━━━━━ Input data
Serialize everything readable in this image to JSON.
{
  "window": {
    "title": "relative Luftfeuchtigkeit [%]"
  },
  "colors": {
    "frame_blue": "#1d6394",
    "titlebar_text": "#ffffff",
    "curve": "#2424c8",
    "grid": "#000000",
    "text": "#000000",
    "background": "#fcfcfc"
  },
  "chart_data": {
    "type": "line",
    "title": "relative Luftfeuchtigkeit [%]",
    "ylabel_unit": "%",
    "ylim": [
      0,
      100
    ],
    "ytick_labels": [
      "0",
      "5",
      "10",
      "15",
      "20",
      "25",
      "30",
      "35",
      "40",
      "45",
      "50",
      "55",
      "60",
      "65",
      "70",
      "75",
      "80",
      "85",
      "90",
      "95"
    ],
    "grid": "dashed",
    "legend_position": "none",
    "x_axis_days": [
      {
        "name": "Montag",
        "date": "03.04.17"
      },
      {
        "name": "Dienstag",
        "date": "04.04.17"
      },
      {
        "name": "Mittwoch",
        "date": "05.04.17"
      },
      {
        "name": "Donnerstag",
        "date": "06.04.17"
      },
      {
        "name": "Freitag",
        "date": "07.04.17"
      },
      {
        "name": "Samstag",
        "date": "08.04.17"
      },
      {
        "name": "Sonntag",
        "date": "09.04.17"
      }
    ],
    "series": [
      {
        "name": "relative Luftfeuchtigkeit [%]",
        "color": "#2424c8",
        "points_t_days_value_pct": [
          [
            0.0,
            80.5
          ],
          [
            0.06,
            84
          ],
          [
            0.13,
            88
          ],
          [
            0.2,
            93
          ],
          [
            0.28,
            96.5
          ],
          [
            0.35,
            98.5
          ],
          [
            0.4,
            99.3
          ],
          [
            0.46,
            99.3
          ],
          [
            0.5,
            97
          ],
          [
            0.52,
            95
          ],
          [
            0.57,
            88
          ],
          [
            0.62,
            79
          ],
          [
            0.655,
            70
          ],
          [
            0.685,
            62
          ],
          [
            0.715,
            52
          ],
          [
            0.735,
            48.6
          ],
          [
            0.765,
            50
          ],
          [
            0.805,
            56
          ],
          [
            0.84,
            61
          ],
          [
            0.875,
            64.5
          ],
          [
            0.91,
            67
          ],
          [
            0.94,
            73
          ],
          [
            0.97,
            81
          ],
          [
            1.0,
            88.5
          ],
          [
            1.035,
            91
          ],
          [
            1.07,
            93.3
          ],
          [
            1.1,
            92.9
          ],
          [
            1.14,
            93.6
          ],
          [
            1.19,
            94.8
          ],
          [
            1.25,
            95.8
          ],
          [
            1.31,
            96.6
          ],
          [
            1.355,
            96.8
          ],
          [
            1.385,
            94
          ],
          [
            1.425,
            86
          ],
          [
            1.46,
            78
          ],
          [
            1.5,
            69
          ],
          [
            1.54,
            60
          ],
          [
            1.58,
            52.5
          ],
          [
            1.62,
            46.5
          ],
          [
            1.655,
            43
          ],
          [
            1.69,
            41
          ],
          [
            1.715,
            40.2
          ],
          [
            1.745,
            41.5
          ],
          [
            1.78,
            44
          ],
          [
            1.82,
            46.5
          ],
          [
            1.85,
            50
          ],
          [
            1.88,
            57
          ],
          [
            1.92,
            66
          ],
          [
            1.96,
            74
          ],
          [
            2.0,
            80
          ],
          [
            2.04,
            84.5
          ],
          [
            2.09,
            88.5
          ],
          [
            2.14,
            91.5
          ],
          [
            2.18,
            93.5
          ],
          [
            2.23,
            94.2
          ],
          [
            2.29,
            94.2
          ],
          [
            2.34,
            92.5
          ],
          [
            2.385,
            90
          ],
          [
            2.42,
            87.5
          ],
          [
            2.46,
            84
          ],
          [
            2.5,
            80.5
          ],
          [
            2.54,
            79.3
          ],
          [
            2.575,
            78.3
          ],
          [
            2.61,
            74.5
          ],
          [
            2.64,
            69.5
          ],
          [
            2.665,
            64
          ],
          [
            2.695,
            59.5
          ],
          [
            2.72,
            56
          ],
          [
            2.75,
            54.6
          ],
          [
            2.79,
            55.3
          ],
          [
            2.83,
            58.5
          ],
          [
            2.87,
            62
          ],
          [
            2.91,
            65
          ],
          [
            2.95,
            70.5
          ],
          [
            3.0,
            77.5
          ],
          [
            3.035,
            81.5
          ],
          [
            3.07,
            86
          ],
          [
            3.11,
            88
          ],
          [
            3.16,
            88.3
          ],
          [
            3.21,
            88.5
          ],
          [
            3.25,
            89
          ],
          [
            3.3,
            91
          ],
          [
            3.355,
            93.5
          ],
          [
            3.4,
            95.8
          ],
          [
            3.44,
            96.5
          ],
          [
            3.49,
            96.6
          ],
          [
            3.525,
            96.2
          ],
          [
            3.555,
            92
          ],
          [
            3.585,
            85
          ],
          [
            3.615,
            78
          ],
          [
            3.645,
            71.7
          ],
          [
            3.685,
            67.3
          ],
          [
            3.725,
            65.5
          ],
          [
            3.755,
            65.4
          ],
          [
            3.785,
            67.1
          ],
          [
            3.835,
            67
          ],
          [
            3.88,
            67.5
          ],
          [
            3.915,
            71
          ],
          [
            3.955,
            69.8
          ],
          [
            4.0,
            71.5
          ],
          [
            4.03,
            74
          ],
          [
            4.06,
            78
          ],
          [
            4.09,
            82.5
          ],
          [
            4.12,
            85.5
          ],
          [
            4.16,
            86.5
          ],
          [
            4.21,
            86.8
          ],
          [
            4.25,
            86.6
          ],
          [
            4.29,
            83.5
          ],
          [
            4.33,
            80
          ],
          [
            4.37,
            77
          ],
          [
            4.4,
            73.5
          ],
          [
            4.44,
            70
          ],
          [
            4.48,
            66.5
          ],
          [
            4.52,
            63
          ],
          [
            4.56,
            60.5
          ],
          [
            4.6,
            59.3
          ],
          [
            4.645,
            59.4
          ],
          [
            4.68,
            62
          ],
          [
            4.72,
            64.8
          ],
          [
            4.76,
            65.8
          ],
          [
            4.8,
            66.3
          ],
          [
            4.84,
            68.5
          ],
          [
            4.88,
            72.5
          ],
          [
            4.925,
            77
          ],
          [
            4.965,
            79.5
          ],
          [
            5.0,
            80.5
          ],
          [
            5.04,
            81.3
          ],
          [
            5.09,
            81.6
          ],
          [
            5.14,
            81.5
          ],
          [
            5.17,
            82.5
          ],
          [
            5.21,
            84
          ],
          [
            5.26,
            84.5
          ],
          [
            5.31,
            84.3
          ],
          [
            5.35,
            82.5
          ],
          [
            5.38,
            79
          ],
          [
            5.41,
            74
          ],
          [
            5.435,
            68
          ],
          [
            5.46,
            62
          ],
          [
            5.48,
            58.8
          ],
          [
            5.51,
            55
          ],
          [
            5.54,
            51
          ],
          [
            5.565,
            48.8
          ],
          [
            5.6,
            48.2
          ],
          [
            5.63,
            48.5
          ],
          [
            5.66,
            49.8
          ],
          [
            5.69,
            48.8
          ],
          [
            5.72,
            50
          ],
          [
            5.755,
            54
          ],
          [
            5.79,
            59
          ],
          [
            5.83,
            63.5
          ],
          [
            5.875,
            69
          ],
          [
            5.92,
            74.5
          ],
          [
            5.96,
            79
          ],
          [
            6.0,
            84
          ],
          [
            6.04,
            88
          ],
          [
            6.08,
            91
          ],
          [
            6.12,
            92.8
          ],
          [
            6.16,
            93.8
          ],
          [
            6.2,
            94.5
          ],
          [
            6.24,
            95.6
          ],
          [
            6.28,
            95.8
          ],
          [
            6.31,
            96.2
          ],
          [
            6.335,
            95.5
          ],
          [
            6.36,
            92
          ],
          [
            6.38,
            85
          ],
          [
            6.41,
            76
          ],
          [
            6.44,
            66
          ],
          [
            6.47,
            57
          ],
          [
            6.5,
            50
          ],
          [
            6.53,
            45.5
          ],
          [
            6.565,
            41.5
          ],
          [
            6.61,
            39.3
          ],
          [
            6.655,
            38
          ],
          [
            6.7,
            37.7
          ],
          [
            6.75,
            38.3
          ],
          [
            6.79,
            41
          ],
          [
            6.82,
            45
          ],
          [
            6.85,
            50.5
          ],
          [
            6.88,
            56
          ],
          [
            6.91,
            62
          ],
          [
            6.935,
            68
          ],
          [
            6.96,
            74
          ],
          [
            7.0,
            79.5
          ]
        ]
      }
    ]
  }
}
━━━━━━━━━━
What is being asked
Show all lines from the listing above in which "relative" appears.

Output of the exercise
    "title": "relative Luftfeuchtigkeit [%]"
    "title": "relative Luftfeuchtigkeit [%]",
        "name": "relative Luftfeuchtigkeit [%]",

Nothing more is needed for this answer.